*OBJECTIVE*: In the listing below, locate the lines bearing the word "Разработка". Copy every one of them.

Data excerpts:
┄┄┄┄┄┄┄┄┄┄

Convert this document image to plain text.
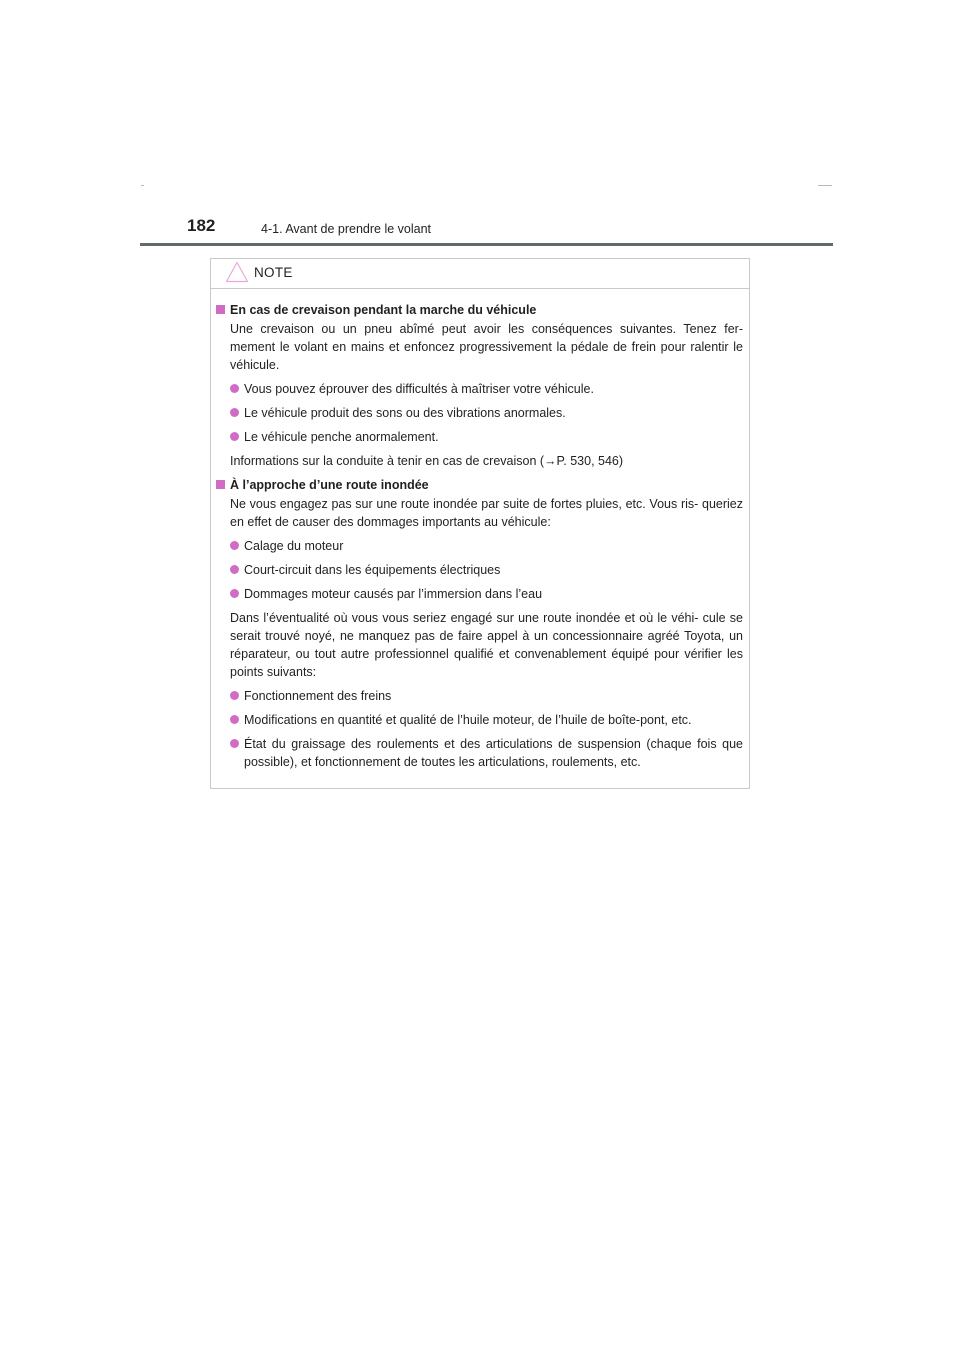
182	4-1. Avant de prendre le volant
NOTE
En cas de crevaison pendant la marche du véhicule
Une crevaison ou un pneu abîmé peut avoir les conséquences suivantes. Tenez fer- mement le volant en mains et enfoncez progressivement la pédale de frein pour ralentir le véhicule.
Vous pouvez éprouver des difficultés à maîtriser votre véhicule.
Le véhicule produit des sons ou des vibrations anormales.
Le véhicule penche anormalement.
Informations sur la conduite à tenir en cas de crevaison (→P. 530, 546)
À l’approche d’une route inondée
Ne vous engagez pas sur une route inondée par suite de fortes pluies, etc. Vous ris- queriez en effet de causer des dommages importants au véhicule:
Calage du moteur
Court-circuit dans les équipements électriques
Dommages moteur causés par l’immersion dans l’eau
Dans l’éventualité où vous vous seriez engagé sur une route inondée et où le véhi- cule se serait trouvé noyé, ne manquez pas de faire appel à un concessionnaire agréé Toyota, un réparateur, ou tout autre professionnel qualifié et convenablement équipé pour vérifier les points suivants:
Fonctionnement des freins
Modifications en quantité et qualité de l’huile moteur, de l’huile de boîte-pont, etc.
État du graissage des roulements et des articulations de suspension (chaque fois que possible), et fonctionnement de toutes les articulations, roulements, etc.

┄┄┄┄┄┄┄┄┄┄

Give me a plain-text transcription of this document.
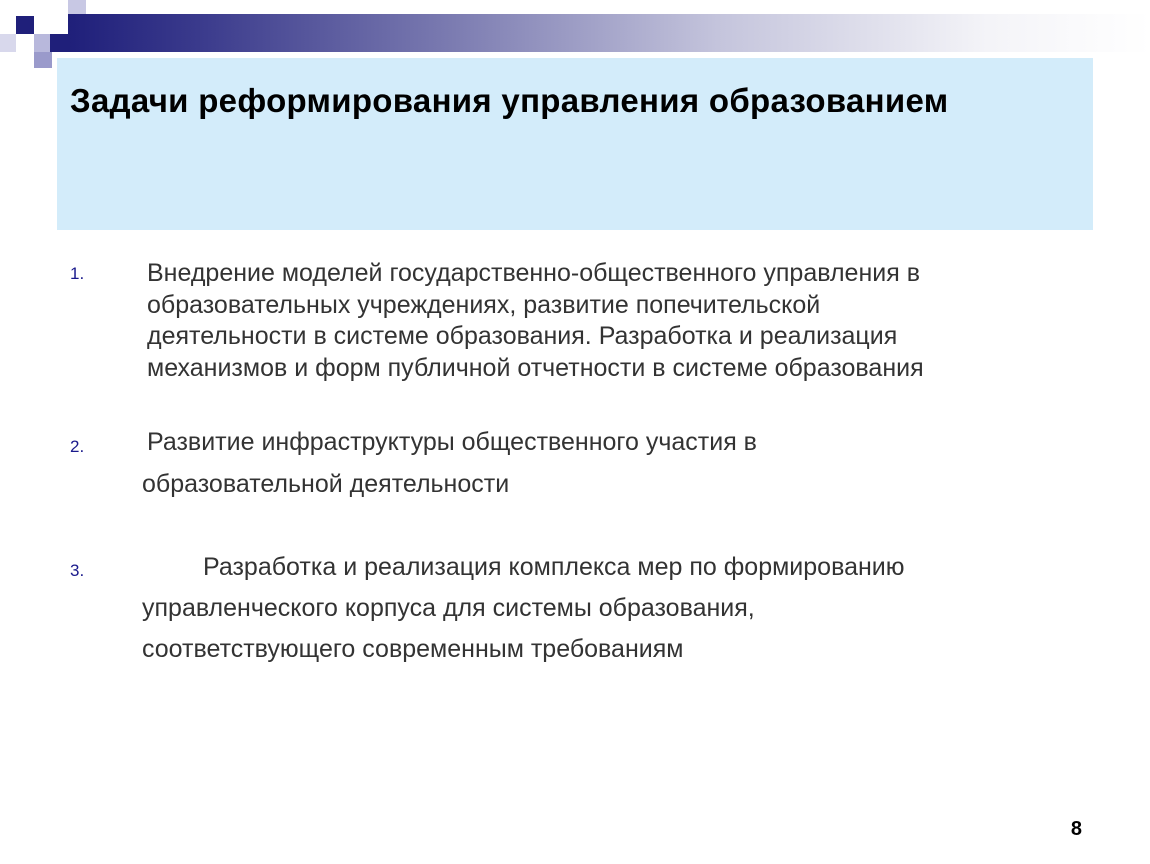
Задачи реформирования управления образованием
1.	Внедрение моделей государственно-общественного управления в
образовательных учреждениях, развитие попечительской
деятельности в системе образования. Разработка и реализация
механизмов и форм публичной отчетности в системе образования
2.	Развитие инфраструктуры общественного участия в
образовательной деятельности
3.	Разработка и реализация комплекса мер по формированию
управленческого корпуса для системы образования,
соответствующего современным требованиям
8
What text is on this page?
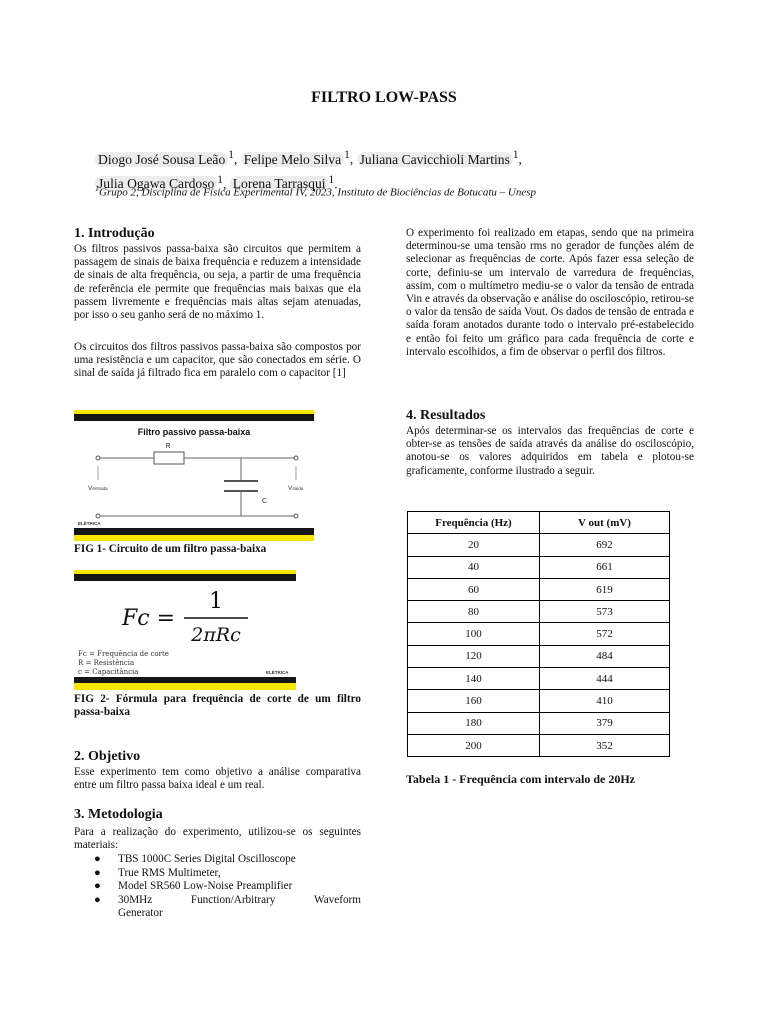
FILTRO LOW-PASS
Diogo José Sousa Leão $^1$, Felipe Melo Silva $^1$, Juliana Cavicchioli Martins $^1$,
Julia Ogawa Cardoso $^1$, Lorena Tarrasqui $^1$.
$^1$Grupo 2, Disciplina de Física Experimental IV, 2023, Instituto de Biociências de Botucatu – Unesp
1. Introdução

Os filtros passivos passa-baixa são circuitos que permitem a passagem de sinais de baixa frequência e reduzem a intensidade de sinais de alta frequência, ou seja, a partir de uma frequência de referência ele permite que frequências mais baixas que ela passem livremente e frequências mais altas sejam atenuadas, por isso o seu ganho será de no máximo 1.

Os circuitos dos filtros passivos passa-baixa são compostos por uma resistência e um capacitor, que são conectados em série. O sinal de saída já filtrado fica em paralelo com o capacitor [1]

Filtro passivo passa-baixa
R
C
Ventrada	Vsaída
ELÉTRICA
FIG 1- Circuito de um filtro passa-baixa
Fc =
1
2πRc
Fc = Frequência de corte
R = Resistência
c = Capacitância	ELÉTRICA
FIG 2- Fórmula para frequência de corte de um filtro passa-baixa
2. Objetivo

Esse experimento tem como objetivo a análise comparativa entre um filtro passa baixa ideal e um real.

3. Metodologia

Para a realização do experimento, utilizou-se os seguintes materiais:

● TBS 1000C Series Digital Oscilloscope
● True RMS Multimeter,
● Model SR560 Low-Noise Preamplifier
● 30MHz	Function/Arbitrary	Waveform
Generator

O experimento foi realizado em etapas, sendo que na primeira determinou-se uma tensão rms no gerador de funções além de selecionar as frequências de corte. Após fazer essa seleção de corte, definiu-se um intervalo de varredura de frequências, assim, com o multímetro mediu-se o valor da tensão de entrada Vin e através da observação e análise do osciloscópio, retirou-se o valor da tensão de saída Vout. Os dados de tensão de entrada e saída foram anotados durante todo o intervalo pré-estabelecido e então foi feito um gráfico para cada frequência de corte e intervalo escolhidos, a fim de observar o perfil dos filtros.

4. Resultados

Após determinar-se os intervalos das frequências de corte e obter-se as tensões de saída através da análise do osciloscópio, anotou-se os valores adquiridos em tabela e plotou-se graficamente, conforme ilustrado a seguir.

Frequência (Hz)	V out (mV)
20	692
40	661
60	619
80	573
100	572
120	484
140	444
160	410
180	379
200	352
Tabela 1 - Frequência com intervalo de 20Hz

┄┄┄┄┄┄┄┄┄┄

*TASK ANSWER*:
деятельности в системе образования. Разработка и реализация
3.	Разработка и реализация комплекса мер по формированию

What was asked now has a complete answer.